DATA PROVIDED:
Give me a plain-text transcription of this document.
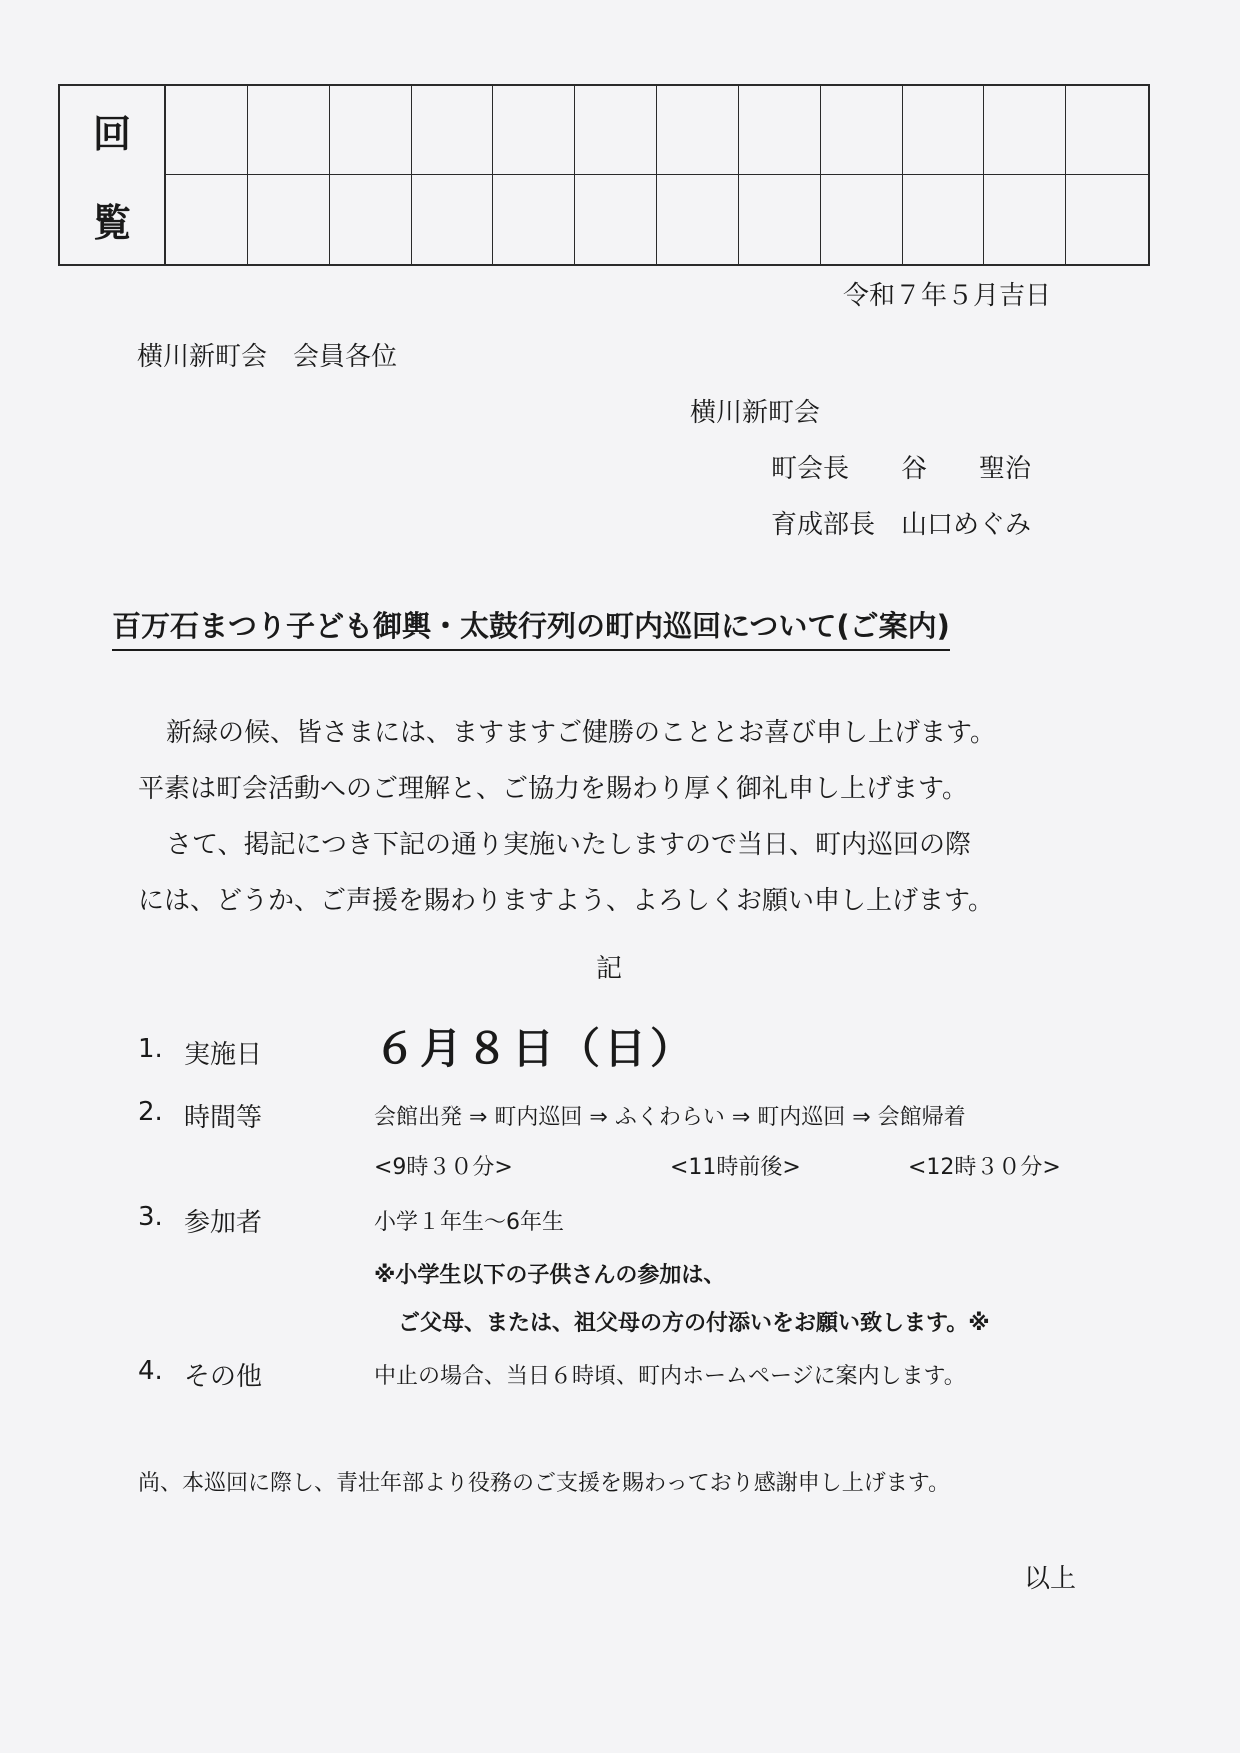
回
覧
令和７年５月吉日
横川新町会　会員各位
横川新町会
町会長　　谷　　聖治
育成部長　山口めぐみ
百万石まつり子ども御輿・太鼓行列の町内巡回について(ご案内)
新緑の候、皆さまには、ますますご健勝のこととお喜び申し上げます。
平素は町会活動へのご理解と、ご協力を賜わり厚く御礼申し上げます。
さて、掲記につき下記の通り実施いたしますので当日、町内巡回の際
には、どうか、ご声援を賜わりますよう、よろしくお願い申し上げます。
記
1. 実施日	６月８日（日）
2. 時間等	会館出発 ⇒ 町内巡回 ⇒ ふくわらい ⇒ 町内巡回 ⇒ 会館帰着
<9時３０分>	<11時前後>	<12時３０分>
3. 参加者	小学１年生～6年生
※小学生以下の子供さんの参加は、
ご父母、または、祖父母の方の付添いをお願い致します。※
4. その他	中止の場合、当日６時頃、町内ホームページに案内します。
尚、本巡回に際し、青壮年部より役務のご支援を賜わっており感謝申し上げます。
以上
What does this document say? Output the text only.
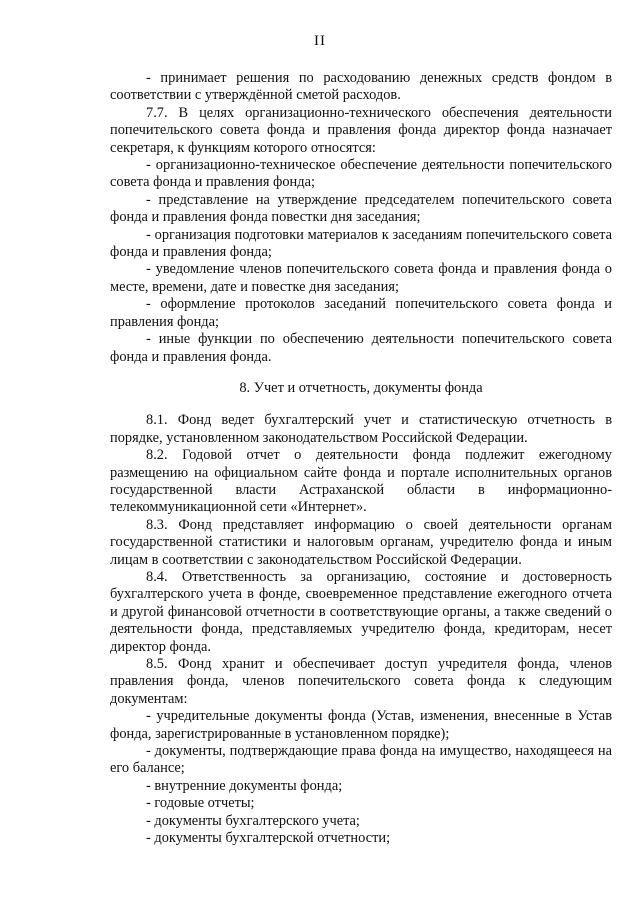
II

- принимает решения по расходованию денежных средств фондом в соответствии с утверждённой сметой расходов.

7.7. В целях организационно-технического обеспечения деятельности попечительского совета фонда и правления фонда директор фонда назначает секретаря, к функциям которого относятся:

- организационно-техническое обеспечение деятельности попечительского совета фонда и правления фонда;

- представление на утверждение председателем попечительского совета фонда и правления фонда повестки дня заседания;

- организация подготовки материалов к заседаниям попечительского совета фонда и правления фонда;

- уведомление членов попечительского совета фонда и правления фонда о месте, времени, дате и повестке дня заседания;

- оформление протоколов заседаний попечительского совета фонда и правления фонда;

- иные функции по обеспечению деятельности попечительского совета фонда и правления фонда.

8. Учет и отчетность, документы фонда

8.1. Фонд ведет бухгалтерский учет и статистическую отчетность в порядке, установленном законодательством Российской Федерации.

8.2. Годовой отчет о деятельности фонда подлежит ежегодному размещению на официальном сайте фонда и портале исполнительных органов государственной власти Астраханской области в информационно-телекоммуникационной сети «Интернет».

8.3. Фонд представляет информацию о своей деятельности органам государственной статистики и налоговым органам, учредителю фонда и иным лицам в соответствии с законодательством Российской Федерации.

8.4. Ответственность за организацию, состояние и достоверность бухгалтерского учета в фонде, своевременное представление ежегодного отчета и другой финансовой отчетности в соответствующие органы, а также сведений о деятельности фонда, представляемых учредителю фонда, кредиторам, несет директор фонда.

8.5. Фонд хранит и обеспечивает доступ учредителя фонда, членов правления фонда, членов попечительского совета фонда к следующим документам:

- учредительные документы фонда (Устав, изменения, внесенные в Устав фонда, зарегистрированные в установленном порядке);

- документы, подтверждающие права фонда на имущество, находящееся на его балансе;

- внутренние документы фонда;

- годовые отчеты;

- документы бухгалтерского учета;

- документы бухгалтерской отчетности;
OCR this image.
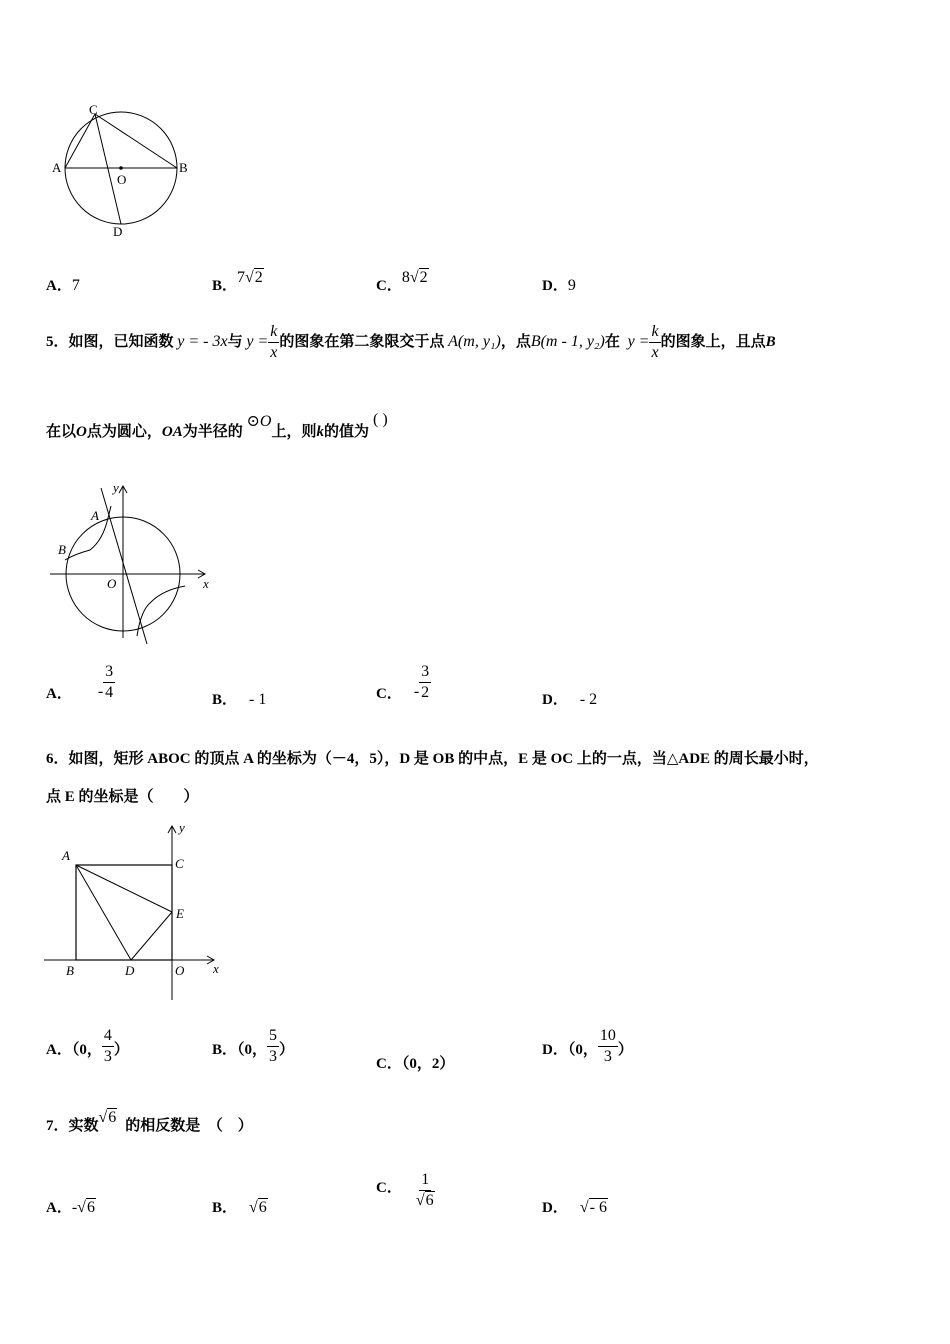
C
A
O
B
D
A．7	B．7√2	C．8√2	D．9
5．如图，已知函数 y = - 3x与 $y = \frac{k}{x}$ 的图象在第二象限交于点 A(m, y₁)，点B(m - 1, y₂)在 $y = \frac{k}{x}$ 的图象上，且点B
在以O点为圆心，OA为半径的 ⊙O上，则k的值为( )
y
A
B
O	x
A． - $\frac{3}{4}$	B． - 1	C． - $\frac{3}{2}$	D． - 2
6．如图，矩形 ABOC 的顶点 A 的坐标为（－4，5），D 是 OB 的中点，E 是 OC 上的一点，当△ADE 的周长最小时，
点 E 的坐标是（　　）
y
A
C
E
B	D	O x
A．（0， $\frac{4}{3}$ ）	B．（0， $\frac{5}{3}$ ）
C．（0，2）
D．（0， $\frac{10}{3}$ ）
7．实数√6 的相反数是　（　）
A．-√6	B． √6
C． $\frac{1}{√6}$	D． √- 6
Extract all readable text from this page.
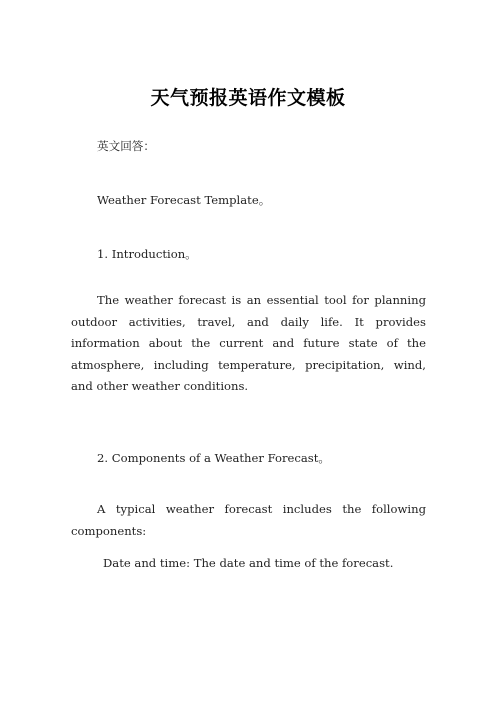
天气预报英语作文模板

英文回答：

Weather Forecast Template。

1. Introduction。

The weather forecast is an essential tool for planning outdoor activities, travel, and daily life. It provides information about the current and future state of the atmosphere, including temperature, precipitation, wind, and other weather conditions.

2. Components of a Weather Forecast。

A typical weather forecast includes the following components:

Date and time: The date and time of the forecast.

TASK DETAILS:
Among the records above, how many lines carry the string "отчетность"? Reply with the number alone.

ANSWER TO THIS EXERCISE:
2